* [What is asked]:
Reproduce only the lines that begin at the line with "Output the text content of this document." and run to the end of the entries; omit every picture.

Raw records
— BEGIN —

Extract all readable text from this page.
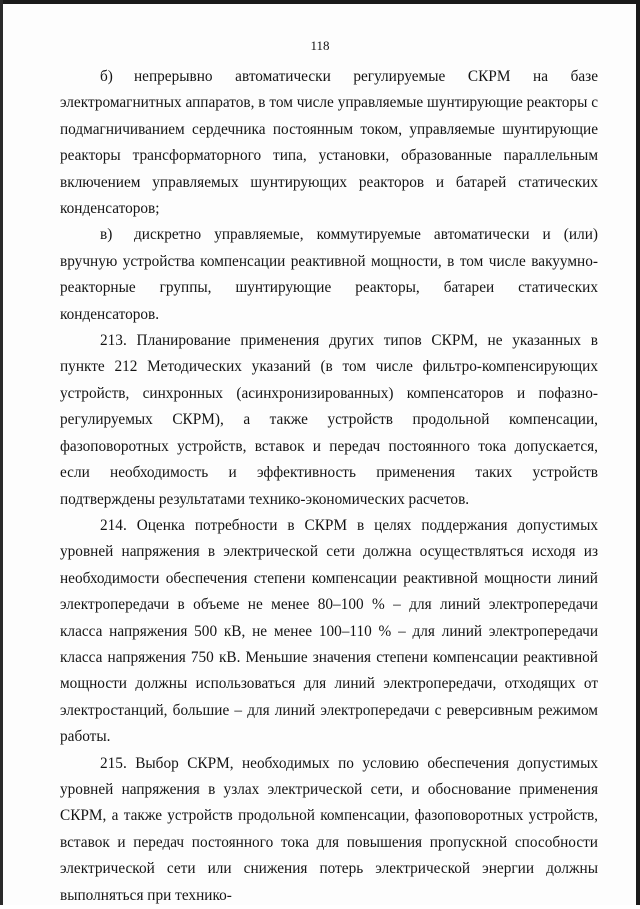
118

б) непрерывно автоматически регулируемые СКРМ на базе электромагнитных аппаратов, в том числе управляемые шунтирующие реакторы с подмагничиванием сердечника постоянным током, управляемые шунтирующие реакторы трансформаторного типа, установки, образованные параллельным включением управляемых шунтирующих реакторов и батарей статических конденсаторов;

в) дискретно управляемые, коммутируемые автоматически и (или) вручную устройства компенсации реактивной мощности, в том числе вакуумно-реакторные группы, шунтирующие реакторы, батареи статических конденсаторов.

213. Планирование применения других типов СКРМ, не указанных в пункте 212 Методических указаний (в том числе фильтро-компенсирующих устройств, синхронных (асинхронизированных) компенсаторов и пофазно-регулируемых СКРМ), а также устройств продольной компенсации, фазоповоротных устройств, вставок и передач постоянного тока допускается, если необходимость и эффективность применения таких устройств подтверждены результатами технико-экономических расчетов.

214. Оценка потребности в СКРМ в целях поддержания допустимых уровней напряжения в электрической сети должна осуществляться исходя из необходимости обеспечения степени компенсации реактивной мощности линий электропередачи в объеме не менее 80–100 % – для линий электропередачи класса напряжения 500 кВ, не менее 100–110 % – для линий электропередачи класса напряжения 750 кВ. Меньшие значения степени компенсации реактивной мощности должны использоваться для линий электропередачи, отходящих от электростанций, большие – для линий электропередачи с реверсивным режимом работы.

215. Выбор СКРМ, необходимых по условию обеспечения допустимых уровней напряжения в узлах электрической сети, и обоснование применения СКРМ, а также устройств продольной компенсации, фазоповоротных устройств, вставок и передач постоянного тока для повышения пропускной способности электрической сети или снижения потерь электрической энергии должны выполняться при технико-
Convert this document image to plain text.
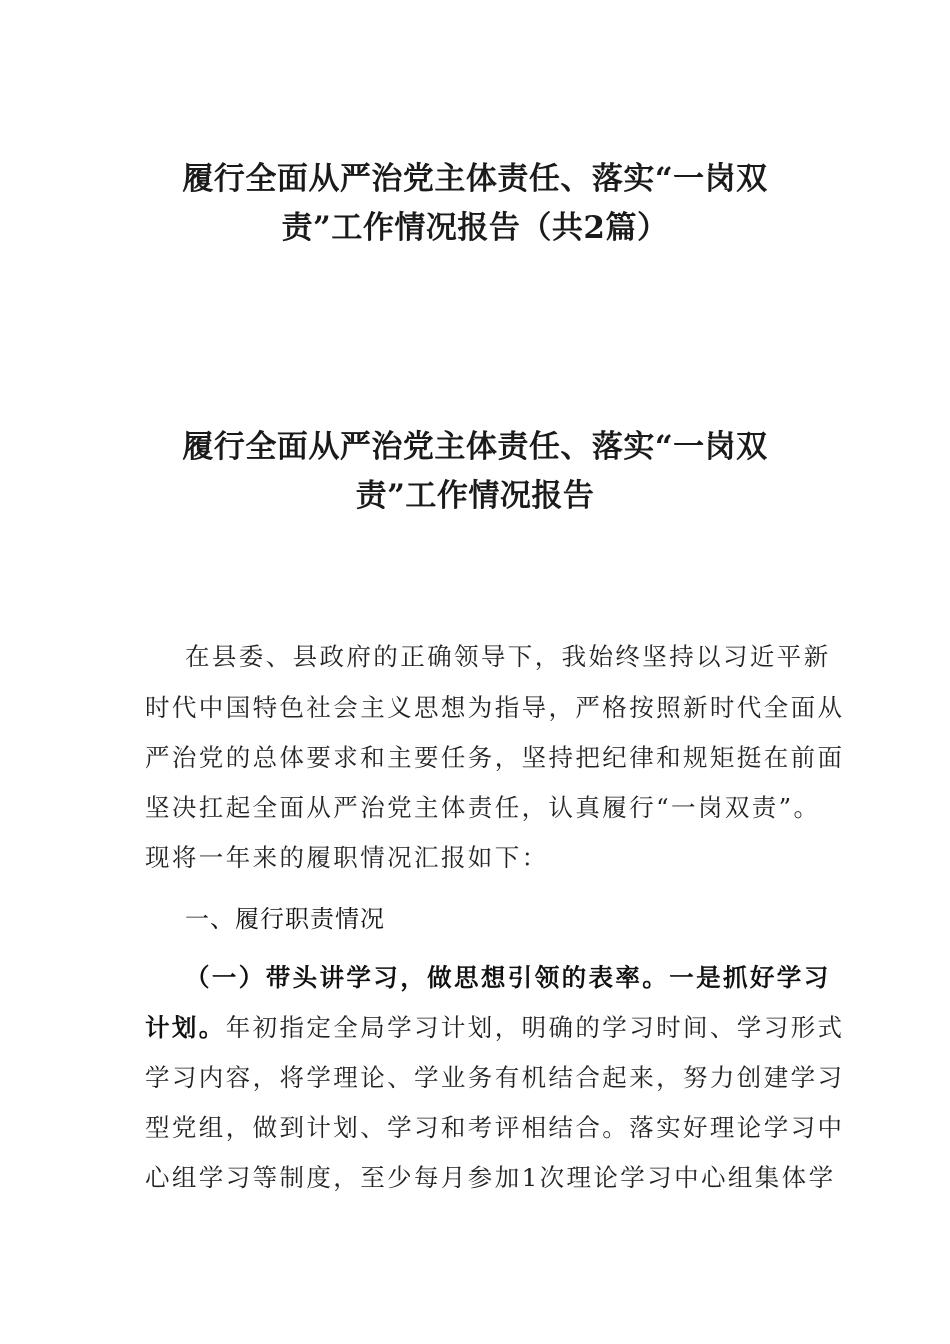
履行全面从严治党主体责任、落实“一岗双
责”工作情况报告（共2篇）
履行全面从严治党主体责任、落实“一岗双
责”工作情况报告
在县委、县政府的正确领导下，我始终坚持以习近平新
时代中国特色社会主义思想为指导，严格按照新时代全面从
严治党的总体要求和主要任务，坚持把纪律和规矩挺在前面
坚决扛起全面从严治党主体责任，认真履行“一岗双责”。
现将一年来的履职情况汇报如下：
一、履行职责情况
（一）带头讲学习，做思想引领的表率。一是抓好学习
计划。年初指定全局学习计划，明确的学习时间、学习形式
学习内容，将学理论、学业务有机结合起来，努力创建学习
型党组，做到计划、学习和考评相结合。落实好理论学习中
心组学习等制度，至少每月参加1次理论学习中心组集体学
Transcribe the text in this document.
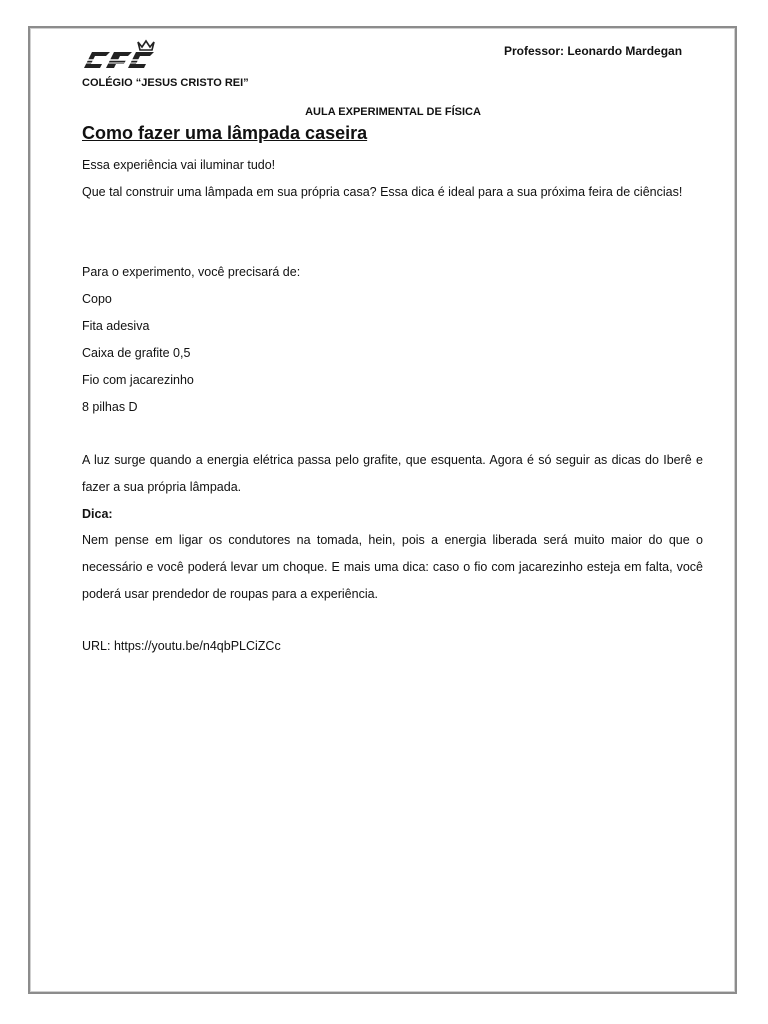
Professor: Leonardo Mardegan
COLÉGIO “JESUS CRISTO REI”
AULA EXPERIMENTAL DE FÍSICA
Como fazer uma lâmpada caseira
Essa experiência vai iluminar tudo!
Que tal construir uma lâmpada em sua própria casa? Essa dica é ideal para a sua próxima feira de ciências!
Para o experimento, você precisará de:
Copo
Fita adesiva
Caixa de grafite 0,5
Fio com jacarezinho
8 pilhas D
A luz surge quando a energia elétrica passa pelo grafite, que esquenta. Agora é só seguir as dicas do Iberê e fazer a sua própria lâmpada.
Dica:
Nem pense em ligar os condutores na tomada, hein, pois a energia liberada será muito maior do que o necessário e você poderá levar um choque. E mais uma dica: caso o fio com jacarezinho esteja em falta, você poderá usar prendedor de roupas para a experiência.
URL: https://youtu.be/n4qbPLCiZCc
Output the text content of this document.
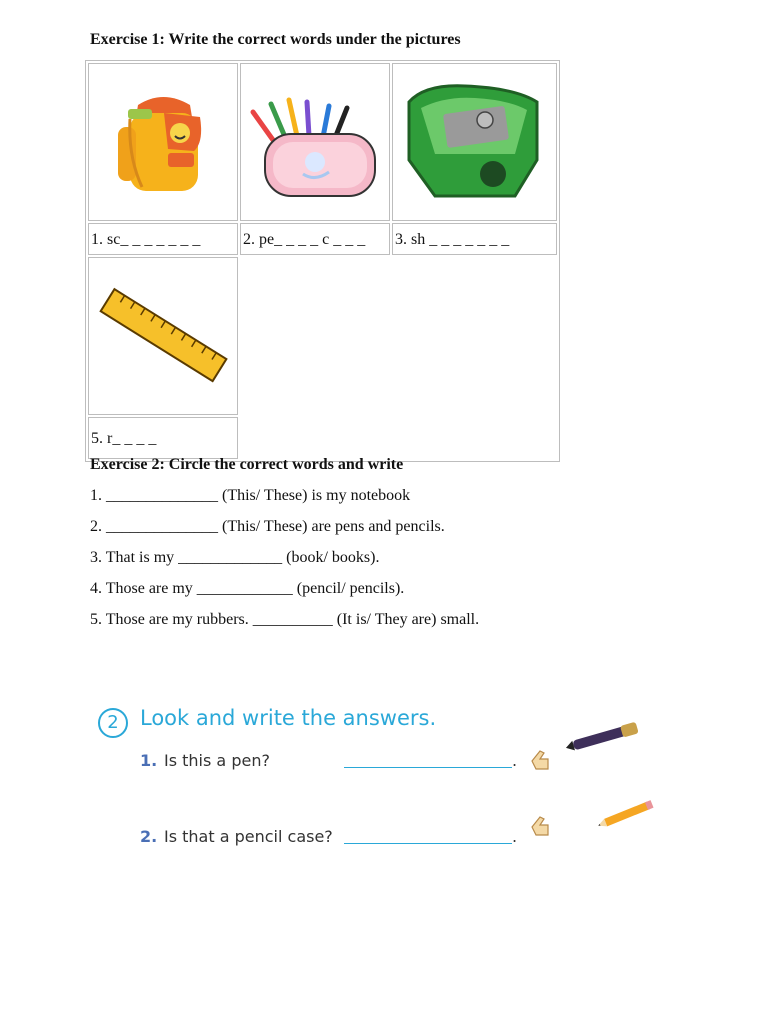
Exercise 1: Write the correct words under the pictures
1. sc_ _ _ _ _ _ _	2. pe_ _ _ _ c _ _ _	3. sh _ _ _ _ _ _ _
5. r_ _ _ _
Exercise 2: Circle the correct words and write
1. ______________ (This/ These) is my notebook
2. ______________ (This/ These) are pens and pencils.
3. That is my _____________ (book/ books).
4. Those are my ____________ (pencil/ pencils).
5. Those are my rubbers. __________ (It is/ They are) small.
2	Look and write the answers.
1. Is this a pen?	.
2. Is that a pencil case?	.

— END —

* [Finished answer]:
Output the text content of this document.
Exercise 1: Write the correct words under the pictures
1. sc_ _ _ _ _ _ _	2. pe_ _ _ _ c _ _ _	3. sh _ _ _ _ _ _ _
5. r_ _ _ _
Exercise 2: Circle the correct words and write
1. ______________ (This/ These) is my notebook
2. ______________ (This/ These) are pens and pencils.
3. That is my _____________ (book/ books).
4. Those are my ____________ (pencil/ pencils).
5. Those are my rubbers. __________ (It is/ They are) small.
2	Look and write the answers.
1. Is this a pen?	.
2. Is that a pencil case?	.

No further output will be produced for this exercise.